• [Stated goal] Find every line in the records below that holds the word "TradingView", and copy each one.

==*==

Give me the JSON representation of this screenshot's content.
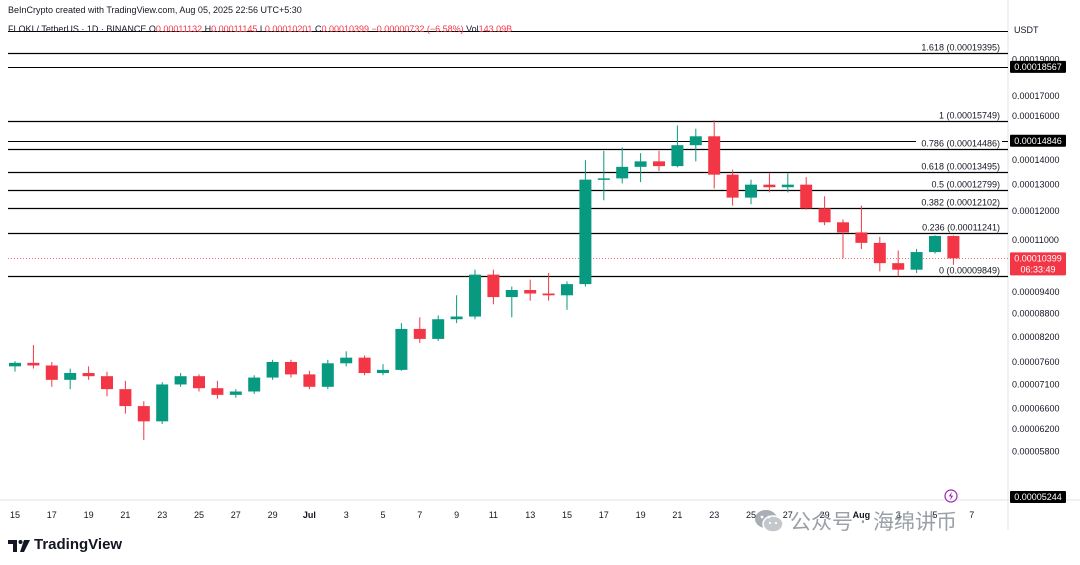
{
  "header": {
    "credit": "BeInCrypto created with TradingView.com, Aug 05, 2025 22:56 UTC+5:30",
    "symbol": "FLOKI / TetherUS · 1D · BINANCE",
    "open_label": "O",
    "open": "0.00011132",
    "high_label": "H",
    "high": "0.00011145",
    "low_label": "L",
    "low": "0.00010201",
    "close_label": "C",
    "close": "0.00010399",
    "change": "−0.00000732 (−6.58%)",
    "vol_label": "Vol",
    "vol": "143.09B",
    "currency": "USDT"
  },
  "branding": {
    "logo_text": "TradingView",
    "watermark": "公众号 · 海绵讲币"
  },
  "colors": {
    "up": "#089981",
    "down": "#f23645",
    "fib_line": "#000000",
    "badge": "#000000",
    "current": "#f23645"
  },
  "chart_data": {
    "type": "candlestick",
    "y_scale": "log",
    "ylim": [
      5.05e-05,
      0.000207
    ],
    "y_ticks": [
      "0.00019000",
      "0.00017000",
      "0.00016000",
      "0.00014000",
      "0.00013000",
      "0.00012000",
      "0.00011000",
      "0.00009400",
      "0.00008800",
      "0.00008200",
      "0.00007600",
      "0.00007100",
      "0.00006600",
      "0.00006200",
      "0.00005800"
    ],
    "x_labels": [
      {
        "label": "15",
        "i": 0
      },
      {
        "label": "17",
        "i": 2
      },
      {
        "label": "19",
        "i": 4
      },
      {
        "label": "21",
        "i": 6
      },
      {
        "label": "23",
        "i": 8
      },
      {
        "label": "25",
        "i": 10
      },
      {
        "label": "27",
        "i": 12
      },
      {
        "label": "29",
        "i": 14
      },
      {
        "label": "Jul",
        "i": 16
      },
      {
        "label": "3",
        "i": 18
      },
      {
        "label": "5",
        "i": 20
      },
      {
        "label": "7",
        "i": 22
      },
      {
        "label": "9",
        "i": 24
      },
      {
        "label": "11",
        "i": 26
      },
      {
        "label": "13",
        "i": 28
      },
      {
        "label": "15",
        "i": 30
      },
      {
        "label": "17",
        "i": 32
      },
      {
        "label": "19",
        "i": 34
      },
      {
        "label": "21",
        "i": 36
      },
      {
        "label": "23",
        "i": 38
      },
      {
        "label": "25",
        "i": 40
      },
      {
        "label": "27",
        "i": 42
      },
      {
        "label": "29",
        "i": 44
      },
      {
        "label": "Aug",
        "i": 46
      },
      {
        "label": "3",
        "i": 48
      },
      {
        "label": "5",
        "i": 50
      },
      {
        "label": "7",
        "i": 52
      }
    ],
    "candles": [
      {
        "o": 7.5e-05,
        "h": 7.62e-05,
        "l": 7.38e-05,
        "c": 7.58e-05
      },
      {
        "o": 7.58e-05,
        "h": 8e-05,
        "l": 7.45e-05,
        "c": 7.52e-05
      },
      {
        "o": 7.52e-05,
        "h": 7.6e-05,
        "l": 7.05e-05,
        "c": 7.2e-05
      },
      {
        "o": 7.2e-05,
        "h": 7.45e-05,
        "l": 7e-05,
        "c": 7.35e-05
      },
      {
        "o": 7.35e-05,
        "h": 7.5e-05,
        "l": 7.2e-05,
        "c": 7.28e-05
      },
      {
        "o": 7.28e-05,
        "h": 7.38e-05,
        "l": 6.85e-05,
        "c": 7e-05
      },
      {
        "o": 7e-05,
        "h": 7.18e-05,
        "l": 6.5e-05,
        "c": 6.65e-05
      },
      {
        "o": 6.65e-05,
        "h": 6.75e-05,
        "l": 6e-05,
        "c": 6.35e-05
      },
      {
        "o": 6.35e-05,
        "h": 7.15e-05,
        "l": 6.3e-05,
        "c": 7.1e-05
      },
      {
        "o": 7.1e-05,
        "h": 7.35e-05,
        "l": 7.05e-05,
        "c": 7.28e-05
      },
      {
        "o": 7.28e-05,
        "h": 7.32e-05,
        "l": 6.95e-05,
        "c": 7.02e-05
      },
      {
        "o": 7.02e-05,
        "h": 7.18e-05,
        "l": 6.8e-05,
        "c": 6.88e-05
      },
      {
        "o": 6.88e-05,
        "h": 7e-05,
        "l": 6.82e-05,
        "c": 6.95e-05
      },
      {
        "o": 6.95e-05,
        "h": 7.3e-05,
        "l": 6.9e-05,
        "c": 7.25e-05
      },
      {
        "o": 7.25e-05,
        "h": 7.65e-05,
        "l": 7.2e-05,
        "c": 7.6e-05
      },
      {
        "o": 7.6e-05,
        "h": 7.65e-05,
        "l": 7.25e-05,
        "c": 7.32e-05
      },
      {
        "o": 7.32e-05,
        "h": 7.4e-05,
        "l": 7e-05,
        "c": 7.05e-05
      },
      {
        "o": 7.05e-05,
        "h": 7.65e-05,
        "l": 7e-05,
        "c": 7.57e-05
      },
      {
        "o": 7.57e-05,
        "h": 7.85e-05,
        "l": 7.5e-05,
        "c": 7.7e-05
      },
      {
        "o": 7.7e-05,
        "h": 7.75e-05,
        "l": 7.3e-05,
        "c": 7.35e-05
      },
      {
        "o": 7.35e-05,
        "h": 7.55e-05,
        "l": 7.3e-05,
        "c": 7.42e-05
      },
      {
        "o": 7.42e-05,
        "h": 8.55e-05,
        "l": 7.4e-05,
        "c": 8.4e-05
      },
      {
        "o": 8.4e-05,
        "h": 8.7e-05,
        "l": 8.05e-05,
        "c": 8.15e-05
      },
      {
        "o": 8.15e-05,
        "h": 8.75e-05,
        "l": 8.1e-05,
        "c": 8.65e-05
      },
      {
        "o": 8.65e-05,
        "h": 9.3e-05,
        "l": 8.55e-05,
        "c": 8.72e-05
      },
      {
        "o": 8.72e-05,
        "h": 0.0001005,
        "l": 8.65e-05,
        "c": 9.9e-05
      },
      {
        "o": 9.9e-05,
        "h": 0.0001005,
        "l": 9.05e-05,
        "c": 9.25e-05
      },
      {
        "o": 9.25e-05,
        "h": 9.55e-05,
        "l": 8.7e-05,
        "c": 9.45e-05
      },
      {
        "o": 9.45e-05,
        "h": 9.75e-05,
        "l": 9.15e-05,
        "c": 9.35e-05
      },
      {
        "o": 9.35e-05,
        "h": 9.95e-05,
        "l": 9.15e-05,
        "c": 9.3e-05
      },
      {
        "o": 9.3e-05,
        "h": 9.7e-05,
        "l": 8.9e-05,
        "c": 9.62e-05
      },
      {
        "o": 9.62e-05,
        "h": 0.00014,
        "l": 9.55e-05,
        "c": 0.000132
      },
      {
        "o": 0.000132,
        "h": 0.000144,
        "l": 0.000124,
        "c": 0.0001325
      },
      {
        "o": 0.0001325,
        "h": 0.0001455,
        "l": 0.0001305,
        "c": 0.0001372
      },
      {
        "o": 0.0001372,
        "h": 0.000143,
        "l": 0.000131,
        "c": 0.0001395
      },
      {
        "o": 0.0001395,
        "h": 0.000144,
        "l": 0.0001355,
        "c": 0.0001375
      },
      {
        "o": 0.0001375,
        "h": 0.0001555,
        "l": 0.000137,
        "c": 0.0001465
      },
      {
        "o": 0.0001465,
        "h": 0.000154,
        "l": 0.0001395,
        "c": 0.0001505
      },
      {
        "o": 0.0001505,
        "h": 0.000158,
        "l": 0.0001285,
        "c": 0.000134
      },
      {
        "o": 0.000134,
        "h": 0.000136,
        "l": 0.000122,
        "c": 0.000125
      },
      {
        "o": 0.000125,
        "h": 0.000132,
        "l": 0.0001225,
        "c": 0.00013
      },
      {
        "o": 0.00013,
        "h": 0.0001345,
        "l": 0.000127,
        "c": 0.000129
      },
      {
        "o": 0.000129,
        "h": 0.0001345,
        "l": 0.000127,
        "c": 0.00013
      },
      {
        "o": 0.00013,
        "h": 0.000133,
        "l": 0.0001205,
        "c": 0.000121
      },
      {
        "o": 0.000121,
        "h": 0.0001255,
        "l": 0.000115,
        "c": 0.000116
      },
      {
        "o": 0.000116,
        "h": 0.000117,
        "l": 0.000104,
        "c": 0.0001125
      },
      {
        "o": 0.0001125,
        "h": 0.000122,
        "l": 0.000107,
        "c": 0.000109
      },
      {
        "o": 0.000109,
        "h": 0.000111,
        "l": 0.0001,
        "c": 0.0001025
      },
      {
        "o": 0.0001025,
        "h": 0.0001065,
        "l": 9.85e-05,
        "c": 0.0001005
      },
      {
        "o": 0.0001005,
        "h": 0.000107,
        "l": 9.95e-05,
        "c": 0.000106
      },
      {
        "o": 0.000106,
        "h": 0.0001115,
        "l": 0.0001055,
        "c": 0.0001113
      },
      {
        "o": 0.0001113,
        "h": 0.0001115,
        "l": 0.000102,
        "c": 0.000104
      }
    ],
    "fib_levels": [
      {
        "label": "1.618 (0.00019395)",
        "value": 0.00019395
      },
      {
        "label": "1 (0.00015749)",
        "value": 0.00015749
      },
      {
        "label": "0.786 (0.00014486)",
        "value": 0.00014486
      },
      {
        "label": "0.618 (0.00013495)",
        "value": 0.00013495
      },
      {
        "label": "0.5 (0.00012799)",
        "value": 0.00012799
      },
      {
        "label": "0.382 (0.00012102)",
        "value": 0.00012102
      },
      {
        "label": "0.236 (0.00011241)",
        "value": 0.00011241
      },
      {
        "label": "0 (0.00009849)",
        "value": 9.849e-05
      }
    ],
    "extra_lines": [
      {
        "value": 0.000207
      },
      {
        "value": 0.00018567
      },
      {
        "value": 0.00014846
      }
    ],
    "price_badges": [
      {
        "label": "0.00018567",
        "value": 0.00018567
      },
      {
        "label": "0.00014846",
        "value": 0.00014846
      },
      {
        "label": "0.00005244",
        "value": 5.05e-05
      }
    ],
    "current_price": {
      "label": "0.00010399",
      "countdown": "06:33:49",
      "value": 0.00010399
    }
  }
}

==*==

• [Worked answer]
    "credit": "BeInCrypto created with TradingView.com, Aug 05, 2025 22:56 UTC+5:30",
    "logo_text": "TradingView",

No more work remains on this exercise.